Goal of the exercise: Please write out the complete listing that follows, exactly as it reads.

___ Record extracts

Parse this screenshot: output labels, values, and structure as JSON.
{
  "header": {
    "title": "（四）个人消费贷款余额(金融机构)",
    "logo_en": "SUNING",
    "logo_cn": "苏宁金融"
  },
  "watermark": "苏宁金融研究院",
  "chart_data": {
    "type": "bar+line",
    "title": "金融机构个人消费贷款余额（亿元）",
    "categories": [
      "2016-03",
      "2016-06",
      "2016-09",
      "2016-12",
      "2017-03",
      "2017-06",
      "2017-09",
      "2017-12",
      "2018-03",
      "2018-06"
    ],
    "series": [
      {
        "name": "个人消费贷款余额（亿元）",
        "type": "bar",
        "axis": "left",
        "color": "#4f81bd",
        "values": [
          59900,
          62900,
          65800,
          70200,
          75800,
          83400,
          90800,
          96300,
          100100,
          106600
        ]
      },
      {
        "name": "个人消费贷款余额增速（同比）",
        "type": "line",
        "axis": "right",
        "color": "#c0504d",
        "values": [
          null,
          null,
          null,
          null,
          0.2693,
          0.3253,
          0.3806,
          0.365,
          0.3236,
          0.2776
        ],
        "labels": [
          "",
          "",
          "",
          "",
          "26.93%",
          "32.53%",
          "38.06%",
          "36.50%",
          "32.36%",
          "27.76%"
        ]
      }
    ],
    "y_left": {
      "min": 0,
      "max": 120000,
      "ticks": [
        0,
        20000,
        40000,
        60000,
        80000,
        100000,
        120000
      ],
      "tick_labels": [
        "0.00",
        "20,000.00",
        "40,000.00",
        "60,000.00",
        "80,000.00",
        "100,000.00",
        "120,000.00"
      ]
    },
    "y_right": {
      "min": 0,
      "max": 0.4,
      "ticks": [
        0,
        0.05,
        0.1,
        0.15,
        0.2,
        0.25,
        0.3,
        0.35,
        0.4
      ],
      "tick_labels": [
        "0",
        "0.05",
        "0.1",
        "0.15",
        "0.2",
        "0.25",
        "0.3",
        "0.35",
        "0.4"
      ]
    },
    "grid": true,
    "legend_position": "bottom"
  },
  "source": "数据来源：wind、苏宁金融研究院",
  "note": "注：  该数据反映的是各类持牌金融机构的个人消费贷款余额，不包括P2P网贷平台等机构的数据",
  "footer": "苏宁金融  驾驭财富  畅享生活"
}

______

Response to this exercise:
Parse this screenshot: output labels, values, and structure as JSON.
{
  "header": {
    "title": "（四）个人消费贷款余额(金融机构)",
    "logo_en": "SUNING",
    "logo_cn": "苏宁金融"
  },
  "watermark": "苏宁金融研究院",
  "chart_data": {
    "type": "bar+line",
    "title": "金融机构个人消费贷款余额（亿元）",
    "categories": [
      "2016-03",
      "2016-06",
      "2016-09",
      "2016-12",
      "2017-03",
      "2017-06",
      "2017-09",
      "2017-12",
      "2018-03",
      "2018-06"
    ],
    "series": [
      {
        "name": "个人消费贷款余额（亿元）",
        "type": "bar",
        "axis": "left",
        "color": "#4f81bd",
        "values": [
          59900,
          62900,
          65800,
          70200,
          75800,
          83400,
          90800,
          96300,
          100100,
          106600
        ]
      },
      {
        "name": "个人消费贷款余额增速（同比）",
        "type": "line",
        "axis": "right",
        "color": "#c0504d",
        "values": [
          null,
          null,
          null,
          null,
          0.2693,
          0.3253,
          0.3806,
          0.365,
          0.3236,
          0.2776
        ],
        "labels": [
          "",
          "",
          "",
          "",
          "26.93%",
          "32.53%",
          "38.06%",
          "36.50%",
          "32.36%",
          "27.76%"
        ]
      }
    ],
    "y_left": {
      "min": 0,
      "max": 120000,
      "ticks": [
        0,
        20000,
        40000,
        60000,
        80000,
        100000,
        120000
      ],
      "tick_labels": [
        "0.00",
        "20,000.00",
        "40,000.00",
        "60,000.00",
        "80,000.00",
        "100,000.00",
        "120,000.00"
      ]
    },
    "y_right": {
      "min": 0,
      "max": 0.4,
      "ticks": [
        0,
        0.05,
        0.1,
        0.15,
        0.2,
        0.25,
        0.3,
        0.35,
        0.4
      ],
      "tick_labels": [
        "0",
        "0.05",
        "0.1",
        "0.15",
        "0.2",
        "0.25",
        "0.3",
        "0.35",
        "0.4"
      ]
    },
    "grid": true,
    "legend_position": "bottom"
  },
  "source": "数据来源：wind、苏宁金融研究院",
  "note": "注：  该数据反映的是各类持牌金融机构的个人消费贷款余额，不包括P2P网贷平台等机构的数据",
  "footer": "苏宁金融  驾驭财富  畅享生活"
}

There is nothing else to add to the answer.